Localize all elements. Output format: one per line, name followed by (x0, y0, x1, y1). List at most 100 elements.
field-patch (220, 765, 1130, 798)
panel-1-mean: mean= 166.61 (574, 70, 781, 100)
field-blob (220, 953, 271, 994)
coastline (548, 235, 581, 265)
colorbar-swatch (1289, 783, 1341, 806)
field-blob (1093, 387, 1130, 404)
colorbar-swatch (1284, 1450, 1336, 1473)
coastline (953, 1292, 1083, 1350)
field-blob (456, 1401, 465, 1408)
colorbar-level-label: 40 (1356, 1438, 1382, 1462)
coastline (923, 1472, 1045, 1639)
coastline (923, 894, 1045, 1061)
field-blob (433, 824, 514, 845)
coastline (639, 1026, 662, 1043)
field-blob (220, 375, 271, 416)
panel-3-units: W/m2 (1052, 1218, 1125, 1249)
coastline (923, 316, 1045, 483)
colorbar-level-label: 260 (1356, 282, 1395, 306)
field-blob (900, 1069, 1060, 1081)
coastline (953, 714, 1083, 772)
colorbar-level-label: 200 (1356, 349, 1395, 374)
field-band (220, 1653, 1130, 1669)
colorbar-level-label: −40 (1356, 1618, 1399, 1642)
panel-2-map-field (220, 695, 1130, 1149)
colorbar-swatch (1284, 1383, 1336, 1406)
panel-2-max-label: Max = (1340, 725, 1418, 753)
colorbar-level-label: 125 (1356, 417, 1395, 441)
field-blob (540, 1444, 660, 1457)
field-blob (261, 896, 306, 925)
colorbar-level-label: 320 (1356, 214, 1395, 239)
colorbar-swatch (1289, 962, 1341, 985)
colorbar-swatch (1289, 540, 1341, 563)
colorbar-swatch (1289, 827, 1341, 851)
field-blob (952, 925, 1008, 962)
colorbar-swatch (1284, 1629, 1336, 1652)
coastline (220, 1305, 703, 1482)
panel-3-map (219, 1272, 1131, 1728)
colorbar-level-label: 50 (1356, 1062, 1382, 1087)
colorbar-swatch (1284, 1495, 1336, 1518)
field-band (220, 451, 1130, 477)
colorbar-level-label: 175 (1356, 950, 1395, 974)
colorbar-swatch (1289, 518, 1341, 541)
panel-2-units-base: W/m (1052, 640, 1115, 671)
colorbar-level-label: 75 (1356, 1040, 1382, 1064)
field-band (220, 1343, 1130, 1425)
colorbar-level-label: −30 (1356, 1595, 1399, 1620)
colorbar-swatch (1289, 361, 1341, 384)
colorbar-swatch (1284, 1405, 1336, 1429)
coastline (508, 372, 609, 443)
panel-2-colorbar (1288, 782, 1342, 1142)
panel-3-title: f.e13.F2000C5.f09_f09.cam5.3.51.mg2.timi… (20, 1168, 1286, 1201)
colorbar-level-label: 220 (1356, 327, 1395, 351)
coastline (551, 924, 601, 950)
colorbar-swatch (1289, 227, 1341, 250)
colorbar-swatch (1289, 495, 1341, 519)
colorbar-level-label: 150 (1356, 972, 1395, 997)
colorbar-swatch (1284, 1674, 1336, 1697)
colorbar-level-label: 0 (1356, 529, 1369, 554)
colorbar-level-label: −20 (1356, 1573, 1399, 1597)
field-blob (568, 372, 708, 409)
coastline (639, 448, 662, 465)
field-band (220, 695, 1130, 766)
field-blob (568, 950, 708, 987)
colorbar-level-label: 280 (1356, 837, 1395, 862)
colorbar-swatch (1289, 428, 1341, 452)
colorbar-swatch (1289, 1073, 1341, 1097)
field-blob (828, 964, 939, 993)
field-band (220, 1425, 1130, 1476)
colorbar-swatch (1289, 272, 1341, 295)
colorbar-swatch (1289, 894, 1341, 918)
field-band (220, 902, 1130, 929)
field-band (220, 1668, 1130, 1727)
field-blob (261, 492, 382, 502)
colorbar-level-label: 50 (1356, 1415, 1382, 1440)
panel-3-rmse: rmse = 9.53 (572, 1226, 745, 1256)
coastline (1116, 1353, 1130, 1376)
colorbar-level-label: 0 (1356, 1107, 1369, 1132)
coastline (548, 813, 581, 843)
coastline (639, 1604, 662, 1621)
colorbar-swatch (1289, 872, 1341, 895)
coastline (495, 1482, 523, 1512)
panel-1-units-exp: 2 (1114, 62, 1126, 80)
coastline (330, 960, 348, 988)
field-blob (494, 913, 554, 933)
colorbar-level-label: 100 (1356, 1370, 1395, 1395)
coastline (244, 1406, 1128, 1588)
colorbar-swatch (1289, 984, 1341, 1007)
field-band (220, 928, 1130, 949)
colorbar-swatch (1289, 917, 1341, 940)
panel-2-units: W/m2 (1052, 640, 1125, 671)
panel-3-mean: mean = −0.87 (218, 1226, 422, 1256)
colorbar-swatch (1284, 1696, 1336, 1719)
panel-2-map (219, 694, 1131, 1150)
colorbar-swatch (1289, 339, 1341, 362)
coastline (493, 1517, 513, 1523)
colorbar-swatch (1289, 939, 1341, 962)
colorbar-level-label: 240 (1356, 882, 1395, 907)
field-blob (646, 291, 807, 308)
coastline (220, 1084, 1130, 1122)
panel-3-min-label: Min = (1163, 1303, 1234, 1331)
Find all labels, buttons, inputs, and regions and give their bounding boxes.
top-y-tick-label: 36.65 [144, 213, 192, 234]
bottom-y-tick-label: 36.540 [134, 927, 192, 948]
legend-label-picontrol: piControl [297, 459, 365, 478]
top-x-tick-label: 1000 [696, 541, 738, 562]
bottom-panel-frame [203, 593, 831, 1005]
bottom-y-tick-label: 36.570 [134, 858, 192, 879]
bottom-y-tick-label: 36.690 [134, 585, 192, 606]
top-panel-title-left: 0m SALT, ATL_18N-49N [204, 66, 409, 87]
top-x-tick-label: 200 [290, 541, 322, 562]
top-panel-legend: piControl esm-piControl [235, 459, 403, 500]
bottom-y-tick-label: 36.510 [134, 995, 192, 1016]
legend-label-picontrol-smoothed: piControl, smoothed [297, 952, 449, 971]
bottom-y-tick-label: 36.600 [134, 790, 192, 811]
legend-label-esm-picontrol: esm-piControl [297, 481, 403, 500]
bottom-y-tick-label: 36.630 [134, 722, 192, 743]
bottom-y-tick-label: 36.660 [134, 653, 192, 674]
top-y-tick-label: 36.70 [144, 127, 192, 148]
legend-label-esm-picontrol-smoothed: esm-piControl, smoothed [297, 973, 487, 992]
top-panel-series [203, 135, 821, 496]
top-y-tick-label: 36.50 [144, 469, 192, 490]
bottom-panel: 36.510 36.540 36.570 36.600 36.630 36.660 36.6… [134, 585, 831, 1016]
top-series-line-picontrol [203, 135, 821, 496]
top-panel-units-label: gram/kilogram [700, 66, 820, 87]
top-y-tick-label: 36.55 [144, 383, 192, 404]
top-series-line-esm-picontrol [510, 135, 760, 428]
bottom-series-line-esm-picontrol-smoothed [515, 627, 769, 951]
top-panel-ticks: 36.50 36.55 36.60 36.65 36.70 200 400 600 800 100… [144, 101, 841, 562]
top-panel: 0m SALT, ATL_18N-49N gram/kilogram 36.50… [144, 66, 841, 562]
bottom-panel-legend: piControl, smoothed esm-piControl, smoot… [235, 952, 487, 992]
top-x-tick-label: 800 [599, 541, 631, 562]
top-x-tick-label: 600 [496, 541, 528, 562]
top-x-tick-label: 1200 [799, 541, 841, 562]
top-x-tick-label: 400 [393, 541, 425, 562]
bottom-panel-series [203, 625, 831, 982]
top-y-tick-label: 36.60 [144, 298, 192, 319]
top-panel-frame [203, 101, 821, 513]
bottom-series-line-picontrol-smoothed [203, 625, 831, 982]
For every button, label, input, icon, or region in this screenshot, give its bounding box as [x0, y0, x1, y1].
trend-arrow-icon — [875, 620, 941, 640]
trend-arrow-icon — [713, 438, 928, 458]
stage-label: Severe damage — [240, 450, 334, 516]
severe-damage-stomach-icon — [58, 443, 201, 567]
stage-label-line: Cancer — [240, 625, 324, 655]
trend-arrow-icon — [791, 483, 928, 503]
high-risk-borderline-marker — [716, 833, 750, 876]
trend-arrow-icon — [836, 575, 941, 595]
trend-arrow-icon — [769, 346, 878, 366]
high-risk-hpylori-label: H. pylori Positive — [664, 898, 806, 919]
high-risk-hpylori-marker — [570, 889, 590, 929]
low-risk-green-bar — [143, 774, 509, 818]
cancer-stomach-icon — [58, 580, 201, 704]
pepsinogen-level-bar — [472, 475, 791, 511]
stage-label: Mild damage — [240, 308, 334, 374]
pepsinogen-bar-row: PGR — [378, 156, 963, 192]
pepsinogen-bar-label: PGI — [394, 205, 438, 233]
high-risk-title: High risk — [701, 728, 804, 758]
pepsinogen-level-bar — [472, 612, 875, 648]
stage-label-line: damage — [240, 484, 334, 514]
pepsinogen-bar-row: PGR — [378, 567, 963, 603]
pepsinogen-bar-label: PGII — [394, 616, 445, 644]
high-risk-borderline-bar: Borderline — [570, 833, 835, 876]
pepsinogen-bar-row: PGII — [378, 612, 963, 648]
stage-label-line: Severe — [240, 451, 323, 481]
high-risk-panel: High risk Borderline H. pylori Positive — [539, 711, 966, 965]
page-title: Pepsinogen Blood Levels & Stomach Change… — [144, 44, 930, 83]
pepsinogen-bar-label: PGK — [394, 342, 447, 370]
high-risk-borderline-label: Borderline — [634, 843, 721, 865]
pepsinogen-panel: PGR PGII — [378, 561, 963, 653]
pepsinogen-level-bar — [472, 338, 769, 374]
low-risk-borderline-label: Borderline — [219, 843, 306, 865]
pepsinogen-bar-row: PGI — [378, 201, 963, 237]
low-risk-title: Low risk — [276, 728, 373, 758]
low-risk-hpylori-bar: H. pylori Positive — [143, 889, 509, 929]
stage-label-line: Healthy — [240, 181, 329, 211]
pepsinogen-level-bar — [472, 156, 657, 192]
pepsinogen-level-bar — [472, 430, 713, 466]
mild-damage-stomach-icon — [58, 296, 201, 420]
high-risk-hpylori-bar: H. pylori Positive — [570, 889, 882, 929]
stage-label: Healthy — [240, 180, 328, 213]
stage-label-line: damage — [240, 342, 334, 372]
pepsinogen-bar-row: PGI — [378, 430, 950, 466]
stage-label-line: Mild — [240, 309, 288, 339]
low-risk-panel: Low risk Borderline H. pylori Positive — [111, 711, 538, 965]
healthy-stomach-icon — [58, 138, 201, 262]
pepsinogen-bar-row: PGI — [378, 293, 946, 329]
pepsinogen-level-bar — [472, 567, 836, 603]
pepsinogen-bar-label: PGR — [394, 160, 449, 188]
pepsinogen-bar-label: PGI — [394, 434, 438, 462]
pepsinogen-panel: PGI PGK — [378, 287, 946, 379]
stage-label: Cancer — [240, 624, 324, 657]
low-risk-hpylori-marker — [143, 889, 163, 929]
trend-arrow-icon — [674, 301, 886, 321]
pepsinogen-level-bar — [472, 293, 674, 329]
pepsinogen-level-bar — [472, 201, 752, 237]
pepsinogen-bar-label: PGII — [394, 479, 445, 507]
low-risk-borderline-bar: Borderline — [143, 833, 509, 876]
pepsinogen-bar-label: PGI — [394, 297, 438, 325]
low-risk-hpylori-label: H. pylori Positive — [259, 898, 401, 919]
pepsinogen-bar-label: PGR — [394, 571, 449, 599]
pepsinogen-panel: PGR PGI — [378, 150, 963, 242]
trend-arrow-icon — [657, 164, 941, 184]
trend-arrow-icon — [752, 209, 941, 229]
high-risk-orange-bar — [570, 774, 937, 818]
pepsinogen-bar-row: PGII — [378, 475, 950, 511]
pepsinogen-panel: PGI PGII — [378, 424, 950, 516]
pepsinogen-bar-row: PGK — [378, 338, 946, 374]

## WORK REQUIRED
Copy out the records word for word, from their first line through the line that contains "panel-2-max-label: Max = (1340, 725, 1418, 753)".

## EXERCISE ANSWER
Localize all elements. Output format: one per line, name followed by (x0, y0, x1, y1). List at most 100 elements.
field-patch (220, 765, 1130, 798)
panel-1-mean: mean= 166.61 (574, 70, 781, 100)
field-blob (220, 953, 271, 994)
coastline (548, 235, 581, 265)
colorbar-swatch (1289, 783, 1341, 806)
field-blob (1093, 387, 1130, 404)
colorbar-swatch (1284, 1450, 1336, 1473)
coastline (953, 1292, 1083, 1350)
field-blob (456, 1401, 465, 1408)
colorbar-level-label: 40 (1356, 1438, 1382, 1462)
coastline (923, 1472, 1045, 1639)
coastline (923, 894, 1045, 1061)
field-blob (433, 824, 514, 845)
coastline (639, 1026, 662, 1043)
field-blob (220, 375, 271, 416)
panel-3-units: W/m2 (1052, 1218, 1125, 1249)
coastline (923, 316, 1045, 483)
colorbar-level-label: 260 (1356, 282, 1395, 306)
field-blob (900, 1069, 1060, 1081)
coastline (953, 714, 1083, 772)
colorbar-level-label: 200 (1356, 349, 1395, 374)
field-band (220, 1653, 1130, 1669)
colorbar-level-label: −40 (1356, 1618, 1399, 1642)
panel-2-map-field (220, 695, 1130, 1149)
colorbar-swatch (1284, 1383, 1336, 1406)
panel-2-max-label: Max = (1340, 725, 1418, 753)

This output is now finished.